_Work to do_:
Quote the records that follow in full and exactly; leave out the pictures.

Dataset records on visual material
◆ ◆ ◆ ◆
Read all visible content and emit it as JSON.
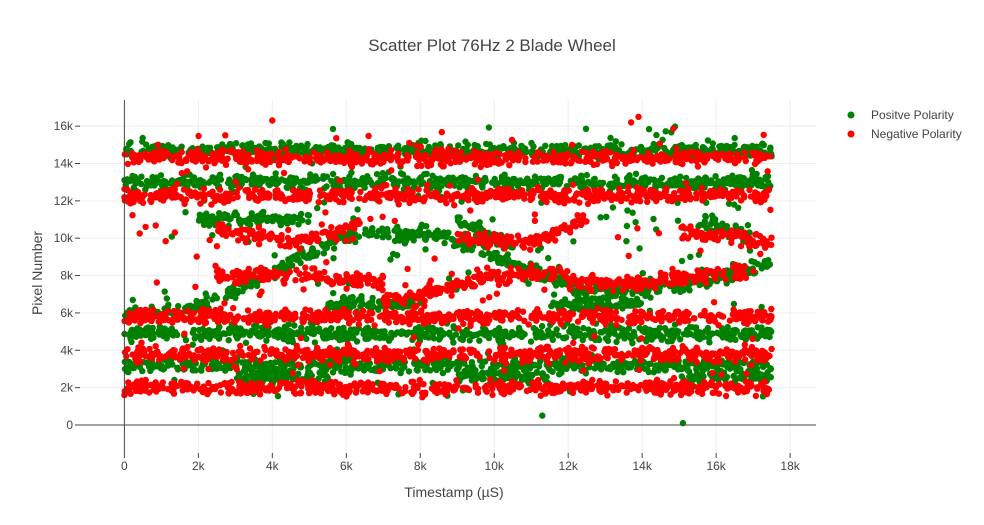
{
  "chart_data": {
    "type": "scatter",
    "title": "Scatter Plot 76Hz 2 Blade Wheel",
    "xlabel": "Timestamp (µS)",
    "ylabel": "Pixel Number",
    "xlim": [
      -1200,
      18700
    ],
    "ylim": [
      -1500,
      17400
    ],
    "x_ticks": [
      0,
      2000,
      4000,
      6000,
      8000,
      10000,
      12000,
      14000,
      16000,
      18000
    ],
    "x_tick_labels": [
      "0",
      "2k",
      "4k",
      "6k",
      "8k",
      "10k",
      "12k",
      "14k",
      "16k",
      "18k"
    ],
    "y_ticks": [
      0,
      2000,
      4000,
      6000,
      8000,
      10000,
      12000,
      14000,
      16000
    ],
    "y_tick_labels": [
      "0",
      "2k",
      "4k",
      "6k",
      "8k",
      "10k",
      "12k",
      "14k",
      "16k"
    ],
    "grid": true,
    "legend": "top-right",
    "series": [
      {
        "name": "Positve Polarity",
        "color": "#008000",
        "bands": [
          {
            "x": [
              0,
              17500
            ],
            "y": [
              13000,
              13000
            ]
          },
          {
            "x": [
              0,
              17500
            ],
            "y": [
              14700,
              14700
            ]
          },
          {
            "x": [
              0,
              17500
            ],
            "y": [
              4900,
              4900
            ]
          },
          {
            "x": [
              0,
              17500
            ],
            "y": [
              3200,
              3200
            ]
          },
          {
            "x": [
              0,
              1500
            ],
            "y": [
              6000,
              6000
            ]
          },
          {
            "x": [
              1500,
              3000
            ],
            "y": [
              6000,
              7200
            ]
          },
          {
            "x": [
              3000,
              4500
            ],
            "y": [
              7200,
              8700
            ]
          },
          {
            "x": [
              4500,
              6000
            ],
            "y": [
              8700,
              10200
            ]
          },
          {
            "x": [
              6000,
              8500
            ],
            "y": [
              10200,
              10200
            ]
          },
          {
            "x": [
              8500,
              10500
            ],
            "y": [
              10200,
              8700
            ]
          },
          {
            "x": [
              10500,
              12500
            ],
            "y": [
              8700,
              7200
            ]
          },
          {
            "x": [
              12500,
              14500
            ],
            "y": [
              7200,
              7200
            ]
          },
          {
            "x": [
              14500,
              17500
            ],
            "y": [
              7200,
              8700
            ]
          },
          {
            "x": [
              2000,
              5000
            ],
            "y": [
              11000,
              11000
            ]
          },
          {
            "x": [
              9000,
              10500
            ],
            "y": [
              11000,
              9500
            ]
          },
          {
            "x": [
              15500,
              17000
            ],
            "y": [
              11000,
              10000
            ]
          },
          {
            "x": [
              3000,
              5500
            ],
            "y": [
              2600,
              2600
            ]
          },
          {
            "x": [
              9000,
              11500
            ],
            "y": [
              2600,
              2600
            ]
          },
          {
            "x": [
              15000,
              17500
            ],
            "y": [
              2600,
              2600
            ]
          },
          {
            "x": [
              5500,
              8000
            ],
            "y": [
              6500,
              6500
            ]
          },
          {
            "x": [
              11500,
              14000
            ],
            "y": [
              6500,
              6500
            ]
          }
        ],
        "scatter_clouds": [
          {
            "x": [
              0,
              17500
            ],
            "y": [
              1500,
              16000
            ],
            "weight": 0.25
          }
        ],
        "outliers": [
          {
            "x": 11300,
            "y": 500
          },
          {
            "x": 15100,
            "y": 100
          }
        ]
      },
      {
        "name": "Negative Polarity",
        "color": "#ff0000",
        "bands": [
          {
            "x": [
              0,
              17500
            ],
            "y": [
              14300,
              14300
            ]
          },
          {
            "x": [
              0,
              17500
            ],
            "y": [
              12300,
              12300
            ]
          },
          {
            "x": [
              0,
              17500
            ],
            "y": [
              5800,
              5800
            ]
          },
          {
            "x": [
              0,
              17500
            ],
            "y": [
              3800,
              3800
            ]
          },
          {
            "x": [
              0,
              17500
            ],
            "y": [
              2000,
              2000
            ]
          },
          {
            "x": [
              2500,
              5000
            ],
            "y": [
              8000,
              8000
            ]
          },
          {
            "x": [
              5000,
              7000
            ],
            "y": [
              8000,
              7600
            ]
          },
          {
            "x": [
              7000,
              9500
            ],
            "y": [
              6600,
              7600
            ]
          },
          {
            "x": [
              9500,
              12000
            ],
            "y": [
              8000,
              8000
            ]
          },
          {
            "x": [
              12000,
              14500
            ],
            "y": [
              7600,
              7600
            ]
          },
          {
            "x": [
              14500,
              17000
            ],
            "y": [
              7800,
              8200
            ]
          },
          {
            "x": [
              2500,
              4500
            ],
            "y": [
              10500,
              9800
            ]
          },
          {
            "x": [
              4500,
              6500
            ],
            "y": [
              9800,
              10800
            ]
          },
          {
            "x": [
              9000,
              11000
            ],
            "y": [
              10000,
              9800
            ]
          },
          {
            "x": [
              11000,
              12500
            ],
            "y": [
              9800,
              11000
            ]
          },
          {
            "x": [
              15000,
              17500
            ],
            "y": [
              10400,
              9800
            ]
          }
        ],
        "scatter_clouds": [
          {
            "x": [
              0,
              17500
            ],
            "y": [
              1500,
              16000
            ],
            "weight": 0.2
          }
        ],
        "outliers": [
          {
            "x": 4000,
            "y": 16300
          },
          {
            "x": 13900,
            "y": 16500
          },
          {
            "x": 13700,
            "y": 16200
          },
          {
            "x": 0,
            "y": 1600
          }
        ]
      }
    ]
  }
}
◆ ◆ ◆ ◆
_Full output_:
Read all visible content and emit it as JSON.
{
  "chart_data": {
    "type": "scatter",
    "title": "Scatter Plot 76Hz 2 Blade Wheel",
    "xlabel": "Timestamp (µS)",
    "ylabel": "Pixel Number",
    "xlim": [
      -1200,
      18700
    ],
    "ylim": [
      -1500,
      17400
    ],
    "x_ticks": [
      0,
      2000,
      4000,
      6000,
      8000,
      10000,
      12000,
      14000,
      16000,
      18000
    ],
    "x_tick_labels": [
      "0",
      "2k",
      "4k",
      "6k",
      "8k",
      "10k",
      "12k",
      "14k",
      "16k",
      "18k"
    ],
    "y_ticks": [
      0,
      2000,
      4000,
      6000,
      8000,
      10000,
      12000,
      14000,
      16000
    ],
    "y_tick_labels": [
      "0",
      "2k",
      "4k",
      "6k",
      "8k",
      "10k",
      "12k",
      "14k",
      "16k"
    ],
    "grid": true,
    "legend": "top-right",
    "series": [
      {
        "name": "Positve Polarity",
        "color": "#008000",
        "bands": [
          {
            "x": [
              0,
              17500
            ],
            "y": [
              13000,
              13000
            ]
          },
          {
            "x": [
              0,
              17500
            ],
            "y": [
              14700,
              14700
            ]
          },
          {
            "x": [
              0,
              17500
            ],
            "y": [
              4900,
              4900
            ]
          },
          {
            "x": [
              0,
              17500
            ],
            "y": [
              3200,
              3200
            ]
          },
          {
            "x": [
              0,
              1500
            ],
            "y": [
              6000,
              6000
            ]
          },
          {
            "x": [
              1500,
              3000
            ],
            "y": [
              6000,
              7200
            ]
          },
          {
            "x": [
              3000,
              4500
            ],
            "y": [
              7200,
              8700
            ]
          },
          {
            "x": [
              4500,
              6000
            ],
            "y": [
              8700,
              10200
            ]
          },
          {
            "x": [
              6000,
              8500
            ],
            "y": [
              10200,
              10200
            ]
          },
          {
            "x": [
              8500,
              10500
            ],
            "y": [
              10200,
              8700
            ]
          },
          {
            "x": [
              10500,
              12500
            ],
            "y": [
              8700,
              7200
            ]
          },
          {
            "x": [
              12500,
              14500
            ],
            "y": [
              7200,
              7200
            ]
          },
          {
            "x": [
              14500,
              17500
            ],
            "y": [
              7200,
              8700
            ]
          },
          {
            "x": [
              2000,
              5000
            ],
            "y": [
              11000,
              11000
            ]
          },
          {
            "x": [
              9000,
              10500
            ],
            "y": [
              11000,
              9500
            ]
          },
          {
            "x": [
              15500,
              17000
            ],
            "y": [
              11000,
              10000
            ]
          },
          {
            "x": [
              3000,
              5500
            ],
            "y": [
              2600,
              2600
            ]
          },
          {
            "x": [
              9000,
              11500
            ],
            "y": [
              2600,
              2600
            ]
          },
          {
            "x": [
              15000,
              17500
            ],
            "y": [
              2600,
              2600
            ]
          },
          {
            "x": [
              5500,
              8000
            ],
            "y": [
              6500,
              6500
            ]
          },
          {
            "x": [
              11500,
              14000
            ],
            "y": [
              6500,
              6500
            ]
          }
        ],
        "scatter_clouds": [
          {
            "x": [
              0,
              17500
            ],
            "y": [
              1500,
              16000
            ],
            "weight": 0.25
          }
        ],
        "outliers": [
          {
            "x": 11300,
            "y": 500
          },
          {
            "x": 15100,
            "y": 100
          }
        ]
      },
      {
        "name": "Negative Polarity",
        "color": "#ff0000",
        "bands": [
          {
            "x": [
              0,
              17500
            ],
            "y": [
              14300,
              14300
            ]
          },
          {
            "x": [
              0,
              17500
            ],
            "y": [
              12300,
              12300
            ]
          },
          {
            "x": [
              0,
              17500
            ],
            "y": [
              5800,
              5800
            ]
          },
          {
            "x": [
              0,
              17500
            ],
            "y": [
              3800,
              3800
            ]
          },
          {
            "x": [
              0,
              17500
            ],
            "y": [
              2000,
              2000
            ]
          },
          {
            "x": [
              2500,
              5000
            ],
            "y": [
              8000,
              8000
            ]
          },
          {
            "x": [
              5000,
              7000
            ],
            "y": [
              8000,
              7600
            ]
          },
          {
            "x": [
              7000,
              9500
            ],
            "y": [
              6600,
              7600
            ]
          },
          {
            "x": [
              9500,
              12000
            ],
            "y": [
              8000,
              8000
            ]
          },
          {
            "x": [
              12000,
              14500
            ],
            "y": [
              7600,
              7600
            ]
          },
          {
            "x": [
              14500,
              17000
            ],
            "y": [
              7800,
              8200
            ]
          },
          {
            "x": [
              2500,
              4500
            ],
            "y": [
              10500,
              9800
            ]
          },
          {
            "x": [
              4500,
              6500
            ],
            "y": [
              9800,
              10800
            ]
          },
          {
            "x": [
              9000,
              11000
            ],
            "y": [
              10000,
              9800
            ]
          },
          {
            "x": [
              11000,
              12500
            ],
            "y": [
              9800,
              11000
            ]
          },
          {
            "x": [
              15000,
              17500
            ],
            "y": [
              10400,
              9800
            ]
          }
        ],
        "scatter_clouds": [
          {
            "x": [
              0,
              17500
            ],
            "y": [
              1500,
              16000
            ],
            "weight": 0.2
          }
        ],
        "outliers": [
          {
            "x": 4000,
            "y": 16300
          },
          {
            "x": 13900,
            "y": 16500
          },
          {
            "x": 13700,
            "y": 16200
          },
          {
            "x": 0,
            "y": 1600
          }
        ]
      }
    ]
  }
}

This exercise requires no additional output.